### The data
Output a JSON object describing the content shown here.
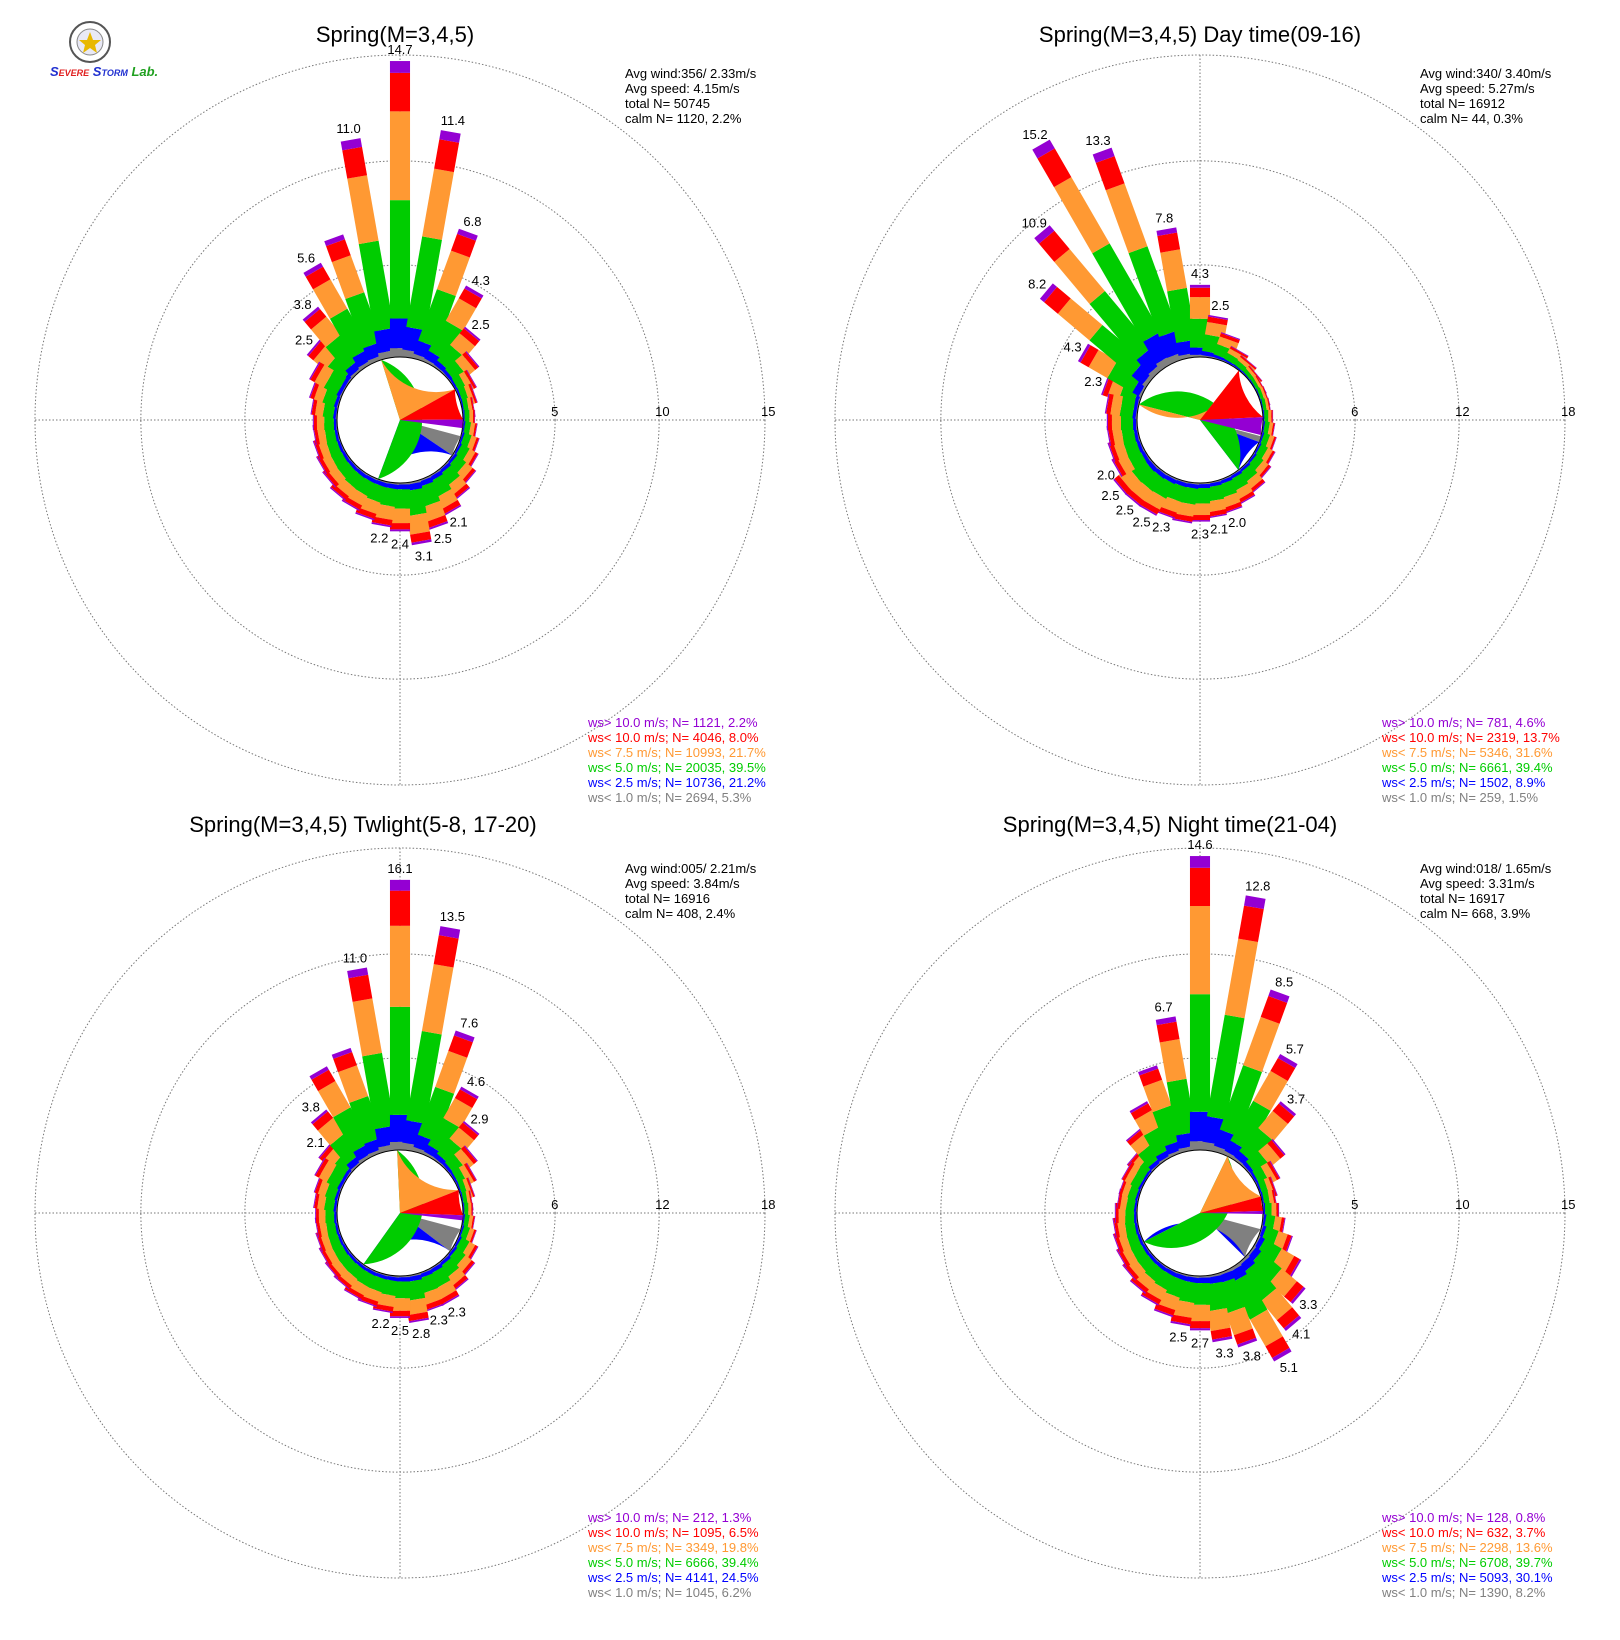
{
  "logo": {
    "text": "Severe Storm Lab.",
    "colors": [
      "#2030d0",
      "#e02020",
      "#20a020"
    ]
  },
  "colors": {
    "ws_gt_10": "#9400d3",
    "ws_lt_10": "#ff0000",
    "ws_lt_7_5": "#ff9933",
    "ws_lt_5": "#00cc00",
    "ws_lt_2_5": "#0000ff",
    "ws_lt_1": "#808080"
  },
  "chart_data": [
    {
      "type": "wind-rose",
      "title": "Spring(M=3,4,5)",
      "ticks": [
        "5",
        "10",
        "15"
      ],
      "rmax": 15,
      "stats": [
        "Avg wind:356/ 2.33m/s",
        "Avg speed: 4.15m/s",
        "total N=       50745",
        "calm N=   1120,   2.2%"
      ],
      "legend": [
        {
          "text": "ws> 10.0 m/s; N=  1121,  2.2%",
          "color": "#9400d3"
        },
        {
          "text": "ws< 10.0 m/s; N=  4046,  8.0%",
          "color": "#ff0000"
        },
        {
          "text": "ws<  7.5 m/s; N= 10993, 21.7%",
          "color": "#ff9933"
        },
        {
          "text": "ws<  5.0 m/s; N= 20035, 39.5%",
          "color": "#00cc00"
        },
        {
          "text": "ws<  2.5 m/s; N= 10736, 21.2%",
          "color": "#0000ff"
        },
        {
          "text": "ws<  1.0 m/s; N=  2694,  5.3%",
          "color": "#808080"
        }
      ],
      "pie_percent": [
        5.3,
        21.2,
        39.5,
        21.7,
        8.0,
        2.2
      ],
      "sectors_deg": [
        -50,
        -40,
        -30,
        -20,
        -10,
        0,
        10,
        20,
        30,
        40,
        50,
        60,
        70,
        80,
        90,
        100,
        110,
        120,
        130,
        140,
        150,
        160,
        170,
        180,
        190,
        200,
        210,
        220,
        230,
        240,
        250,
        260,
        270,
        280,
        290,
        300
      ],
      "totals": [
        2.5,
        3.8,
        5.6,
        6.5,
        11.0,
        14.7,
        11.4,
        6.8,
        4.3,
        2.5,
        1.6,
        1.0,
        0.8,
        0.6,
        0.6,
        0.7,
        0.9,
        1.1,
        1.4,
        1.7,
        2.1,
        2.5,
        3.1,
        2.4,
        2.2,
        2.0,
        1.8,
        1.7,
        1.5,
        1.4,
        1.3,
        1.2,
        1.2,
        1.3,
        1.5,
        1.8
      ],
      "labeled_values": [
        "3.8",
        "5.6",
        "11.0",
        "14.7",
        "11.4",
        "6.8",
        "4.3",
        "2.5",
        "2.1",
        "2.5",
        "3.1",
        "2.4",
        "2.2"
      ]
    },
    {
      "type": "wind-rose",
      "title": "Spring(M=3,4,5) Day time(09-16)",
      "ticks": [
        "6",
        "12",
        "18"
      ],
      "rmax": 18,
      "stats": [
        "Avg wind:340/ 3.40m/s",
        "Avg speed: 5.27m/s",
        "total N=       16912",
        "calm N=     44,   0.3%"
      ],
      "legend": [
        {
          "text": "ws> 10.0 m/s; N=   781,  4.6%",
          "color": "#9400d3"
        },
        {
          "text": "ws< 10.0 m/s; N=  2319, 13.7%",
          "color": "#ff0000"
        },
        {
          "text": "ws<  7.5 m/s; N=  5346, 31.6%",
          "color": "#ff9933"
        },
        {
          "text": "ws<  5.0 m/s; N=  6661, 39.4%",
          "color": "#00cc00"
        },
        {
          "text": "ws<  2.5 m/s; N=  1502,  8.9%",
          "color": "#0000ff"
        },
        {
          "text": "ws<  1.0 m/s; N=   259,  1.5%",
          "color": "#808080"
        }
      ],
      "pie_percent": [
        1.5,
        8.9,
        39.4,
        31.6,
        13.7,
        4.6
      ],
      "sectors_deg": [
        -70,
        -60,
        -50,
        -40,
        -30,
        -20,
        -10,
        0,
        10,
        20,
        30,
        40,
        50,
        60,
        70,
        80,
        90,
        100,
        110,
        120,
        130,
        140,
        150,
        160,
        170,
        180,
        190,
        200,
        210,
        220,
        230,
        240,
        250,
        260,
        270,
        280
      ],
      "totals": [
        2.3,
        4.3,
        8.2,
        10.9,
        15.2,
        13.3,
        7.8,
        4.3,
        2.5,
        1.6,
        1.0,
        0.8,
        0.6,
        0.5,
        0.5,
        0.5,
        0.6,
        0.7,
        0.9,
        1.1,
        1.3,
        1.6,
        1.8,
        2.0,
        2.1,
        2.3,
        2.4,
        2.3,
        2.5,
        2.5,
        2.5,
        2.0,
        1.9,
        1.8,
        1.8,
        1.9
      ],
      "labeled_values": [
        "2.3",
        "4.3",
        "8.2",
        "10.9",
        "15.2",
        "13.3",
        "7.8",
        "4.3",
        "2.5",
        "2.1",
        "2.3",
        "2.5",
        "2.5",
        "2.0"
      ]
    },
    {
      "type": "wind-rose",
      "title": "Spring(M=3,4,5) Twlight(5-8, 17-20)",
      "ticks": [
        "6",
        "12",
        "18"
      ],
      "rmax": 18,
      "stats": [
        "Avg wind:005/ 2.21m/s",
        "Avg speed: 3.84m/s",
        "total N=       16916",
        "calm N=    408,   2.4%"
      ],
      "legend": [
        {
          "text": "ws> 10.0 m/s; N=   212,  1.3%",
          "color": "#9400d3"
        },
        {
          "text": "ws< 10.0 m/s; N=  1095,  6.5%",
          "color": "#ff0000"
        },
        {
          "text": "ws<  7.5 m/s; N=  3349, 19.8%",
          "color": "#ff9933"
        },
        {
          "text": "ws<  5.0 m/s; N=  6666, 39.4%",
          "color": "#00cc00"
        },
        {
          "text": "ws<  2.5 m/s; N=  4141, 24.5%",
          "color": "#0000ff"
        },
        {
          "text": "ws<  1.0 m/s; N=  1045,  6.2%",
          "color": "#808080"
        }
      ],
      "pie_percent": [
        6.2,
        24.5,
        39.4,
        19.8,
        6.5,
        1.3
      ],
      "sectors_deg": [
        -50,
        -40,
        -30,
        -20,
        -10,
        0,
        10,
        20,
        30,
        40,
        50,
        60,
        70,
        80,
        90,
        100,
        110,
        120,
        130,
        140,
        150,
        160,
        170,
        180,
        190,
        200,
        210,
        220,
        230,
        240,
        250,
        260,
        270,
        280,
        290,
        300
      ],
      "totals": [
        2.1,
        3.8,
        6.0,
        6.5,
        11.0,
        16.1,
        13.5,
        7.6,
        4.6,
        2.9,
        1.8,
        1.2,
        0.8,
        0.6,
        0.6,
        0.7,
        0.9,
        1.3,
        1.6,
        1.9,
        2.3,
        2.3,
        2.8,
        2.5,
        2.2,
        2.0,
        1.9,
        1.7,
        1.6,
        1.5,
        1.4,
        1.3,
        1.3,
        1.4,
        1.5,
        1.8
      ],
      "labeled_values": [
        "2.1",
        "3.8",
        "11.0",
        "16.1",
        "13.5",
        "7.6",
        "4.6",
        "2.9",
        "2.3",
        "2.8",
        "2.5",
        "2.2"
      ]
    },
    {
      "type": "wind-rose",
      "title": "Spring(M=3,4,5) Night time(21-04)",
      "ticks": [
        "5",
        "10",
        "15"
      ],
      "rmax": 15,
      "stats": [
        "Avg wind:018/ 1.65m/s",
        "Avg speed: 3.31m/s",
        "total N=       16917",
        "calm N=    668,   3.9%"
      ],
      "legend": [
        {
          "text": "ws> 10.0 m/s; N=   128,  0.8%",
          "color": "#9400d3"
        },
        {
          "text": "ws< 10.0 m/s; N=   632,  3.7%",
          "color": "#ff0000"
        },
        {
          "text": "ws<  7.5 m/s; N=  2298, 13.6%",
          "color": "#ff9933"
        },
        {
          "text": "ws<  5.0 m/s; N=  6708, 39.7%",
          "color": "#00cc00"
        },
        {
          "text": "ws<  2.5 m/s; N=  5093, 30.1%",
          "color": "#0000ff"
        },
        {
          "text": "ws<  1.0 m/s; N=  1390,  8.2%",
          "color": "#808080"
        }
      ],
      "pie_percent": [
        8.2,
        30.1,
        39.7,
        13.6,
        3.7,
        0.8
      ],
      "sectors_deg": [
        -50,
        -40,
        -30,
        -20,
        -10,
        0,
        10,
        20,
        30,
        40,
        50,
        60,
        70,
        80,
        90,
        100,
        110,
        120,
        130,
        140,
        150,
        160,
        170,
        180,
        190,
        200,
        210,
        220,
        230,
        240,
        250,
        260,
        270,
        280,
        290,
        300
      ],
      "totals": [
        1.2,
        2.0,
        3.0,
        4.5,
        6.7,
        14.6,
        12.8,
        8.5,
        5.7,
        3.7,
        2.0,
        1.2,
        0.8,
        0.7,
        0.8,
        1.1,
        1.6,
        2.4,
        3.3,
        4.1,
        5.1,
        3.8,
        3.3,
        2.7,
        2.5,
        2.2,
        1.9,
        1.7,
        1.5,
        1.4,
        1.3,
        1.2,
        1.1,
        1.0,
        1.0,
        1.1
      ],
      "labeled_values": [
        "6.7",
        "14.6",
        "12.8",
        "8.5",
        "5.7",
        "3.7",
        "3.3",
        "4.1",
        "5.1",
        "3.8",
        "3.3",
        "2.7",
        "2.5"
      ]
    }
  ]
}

### Task to complete
Which lines in the listing above hold the word "time"? Show each of them.

### Finished answer
      "title": "Spring(M=3,4,5) Day time(09-16)",
      "title": "Spring(M=3,4,5) Night time(21-04)",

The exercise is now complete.